── Information provided ──

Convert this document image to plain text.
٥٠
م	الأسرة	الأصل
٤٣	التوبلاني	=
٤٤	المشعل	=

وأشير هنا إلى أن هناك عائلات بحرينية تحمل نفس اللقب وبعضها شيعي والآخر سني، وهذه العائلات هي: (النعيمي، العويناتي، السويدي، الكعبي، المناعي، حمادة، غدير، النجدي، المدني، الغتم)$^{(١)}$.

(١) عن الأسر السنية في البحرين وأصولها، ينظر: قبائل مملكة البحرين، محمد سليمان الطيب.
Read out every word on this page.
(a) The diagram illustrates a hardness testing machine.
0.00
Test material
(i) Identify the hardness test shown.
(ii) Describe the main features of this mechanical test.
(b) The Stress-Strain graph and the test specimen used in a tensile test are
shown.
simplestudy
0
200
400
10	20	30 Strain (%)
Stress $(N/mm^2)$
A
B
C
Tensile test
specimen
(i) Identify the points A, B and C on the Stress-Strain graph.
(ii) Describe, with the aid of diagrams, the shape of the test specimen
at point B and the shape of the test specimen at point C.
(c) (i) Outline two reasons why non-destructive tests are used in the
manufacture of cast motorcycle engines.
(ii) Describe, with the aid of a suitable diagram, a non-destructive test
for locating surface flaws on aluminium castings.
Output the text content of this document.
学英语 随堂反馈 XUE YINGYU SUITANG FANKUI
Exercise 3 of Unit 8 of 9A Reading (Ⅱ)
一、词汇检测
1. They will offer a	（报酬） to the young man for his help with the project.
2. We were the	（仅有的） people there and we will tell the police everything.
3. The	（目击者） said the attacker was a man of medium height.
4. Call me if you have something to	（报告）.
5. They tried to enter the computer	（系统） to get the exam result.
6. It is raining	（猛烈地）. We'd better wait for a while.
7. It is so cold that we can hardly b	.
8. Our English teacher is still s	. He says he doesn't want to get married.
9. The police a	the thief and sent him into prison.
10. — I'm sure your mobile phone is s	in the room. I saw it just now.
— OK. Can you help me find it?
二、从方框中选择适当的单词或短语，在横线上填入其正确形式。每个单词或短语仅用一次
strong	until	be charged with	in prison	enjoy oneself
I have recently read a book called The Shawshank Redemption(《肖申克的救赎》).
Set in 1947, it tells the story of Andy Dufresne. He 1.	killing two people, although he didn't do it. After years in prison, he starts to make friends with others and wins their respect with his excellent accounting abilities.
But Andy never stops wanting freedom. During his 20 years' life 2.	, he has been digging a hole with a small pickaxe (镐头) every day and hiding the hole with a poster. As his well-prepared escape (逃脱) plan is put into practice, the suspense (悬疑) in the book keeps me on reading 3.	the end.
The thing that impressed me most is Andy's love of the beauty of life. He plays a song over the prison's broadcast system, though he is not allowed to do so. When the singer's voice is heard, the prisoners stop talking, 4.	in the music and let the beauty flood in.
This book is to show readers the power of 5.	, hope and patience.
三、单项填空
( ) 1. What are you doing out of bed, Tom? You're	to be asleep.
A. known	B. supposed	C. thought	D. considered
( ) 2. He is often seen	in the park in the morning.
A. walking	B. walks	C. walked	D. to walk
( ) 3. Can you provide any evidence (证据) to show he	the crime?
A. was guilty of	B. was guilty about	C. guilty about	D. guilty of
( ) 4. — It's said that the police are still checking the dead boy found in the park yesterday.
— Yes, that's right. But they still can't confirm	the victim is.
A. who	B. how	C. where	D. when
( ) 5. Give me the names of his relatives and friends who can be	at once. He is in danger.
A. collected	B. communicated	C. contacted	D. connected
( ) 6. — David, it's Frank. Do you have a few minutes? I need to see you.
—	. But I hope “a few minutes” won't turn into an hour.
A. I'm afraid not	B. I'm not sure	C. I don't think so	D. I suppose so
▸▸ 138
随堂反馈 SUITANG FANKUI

───

What the task asks — Write out every line exactly as it stands.

Complete response —
Convert this document image to plain text.
٥٠
م	الأسرة	الأصل
٤٣	التوبلاني	=
٤٤	المشعل	=

وأشير هنا إلى أن هناك عائلات بحرينية تحمل نفس اللقب وبعضها شيعي والآخر سني، وهذه العائلات هي: (النعيمي، العويناتي، السويدي، الكعبي، المناعي، حمادة، غدير، النجدي، المدني، الغتم)$^{(١)}$.

(١) عن الأسر السنية في البحرين وأصولها، ينظر: قبائل مملكة البحرين، محمد سليمان الطيب.
Read out every word on this page.
(a) The diagram illustrates a hardness testing machine.
0.00
Test material
(i) Identify the hardness test shown.
(ii) Describe the main features of this mechanical test.
(b) The Stress-Strain graph and the test specimen used in a tensile test are
shown.
simplestudy
0
200
400
10	20	30 Strain (%)
Stress $(N/mm^2)$
A
B
C
Tensile test
specimen
(i) Identify the points A, B and C on the Stress-Strain graph.
(ii) Describe, with the aid of diagrams, the shape of the test specimen
at point B and the shape of the test specimen at point C.
(c) (i) Outline two reasons why non-destructive tests are used in the
manufacture of cast motorcycle engines.
(ii) Describe, with the aid of a suitable diagram, a non-destructive test
for locating surface flaws on aluminium castings.
Output the text content of this document.
学英语 随堂反馈 XUE YINGYU SUITANG FANKUI
Exercise 3 of Unit 8 of 9A Reading (Ⅱ)
一、词汇检测
1. They will offer a	（报酬） to the young man for his help with the project.
2. We were the	（仅有的） people there and we will tell the police everything.
3. The	（目击者） said the attacker was a man of medium height.
4. Call me if you have something to	（报告）.
5. They tried to enter the computer	（系统） to get the exam result.
6. It is raining	（猛烈地）. We'd better wait for a while.
7. It is so cold that we can hardly b	.
8. Our English teacher is still s	. He says he doesn't want to get married.
9. The police a	the thief and sent him into prison.
10. — I'm sure your mobile phone is s	in the room. I saw it just now.
— OK. Can you help me find it?
二、从方框中选择适当的单词或短语，在横线上填入其正确形式。每个单词或短语仅用一次
strong	until	be charged with	in prison	enjoy oneself
I have recently read a book called The Shawshank Redemption(《肖申克的救赎》).
Set in 1947, it tells the story of Andy Dufresne. He 1.	killing two people, although he didn't do it. After years in prison, he starts to make friends with others and wins their respect with his excellent accounting abilities.
But Andy never stops wanting freedom. During his 20 years' life 2.	, he has been digging a hole with a small pickaxe (镐头) every day and hiding the hole with a poster. As his well-prepared escape (逃脱) plan is put into practice, the suspense (悬疑) in the book keeps me on reading 3.	the end.
The thing that impressed me most is Andy's love of the beauty of life. He plays a song over the prison's broadcast system, though he is not allowed to do so. When the singer's voice is heard, the prisoners stop talking, 4.	in the music and let the beauty flood in.
This book is to show readers the power of 5.	, hope and patience.
三、单项填空
( ) 1. What are you doing out of bed, Tom? You're	to be asleep.
A. known	B. supposed	C. thought	D. considered
( ) 2. He is often seen	in the park in the morning.
A. walking	B. walks	C. walked	D. to walk
( ) 3. Can you provide any evidence (证据) to show he	the crime?
A. was guilty of	B. was guilty about	C. guilty about	D. guilty of
( ) 4. — It's said that the police are still checking the dead boy found in the park yesterday.
— Yes, that's right. But they still can't confirm	the victim is.
A. who	B. how	C. where	D. when
( ) 5. Give me the names of his relatives and friends who can be	at once. He is in danger.
A. collected	B. communicated	C. contacted	D. connected
( ) 6. — David, it's Frank. Do you have a few minutes? I need to see you.
—	. But I hope “a few minutes” won't turn into an hour.
A. I'm afraid not	B. I'm not sure	C. I don't think so	D. I suppose so
▸▸ 138
随堂反馈 SUITANG FANKUI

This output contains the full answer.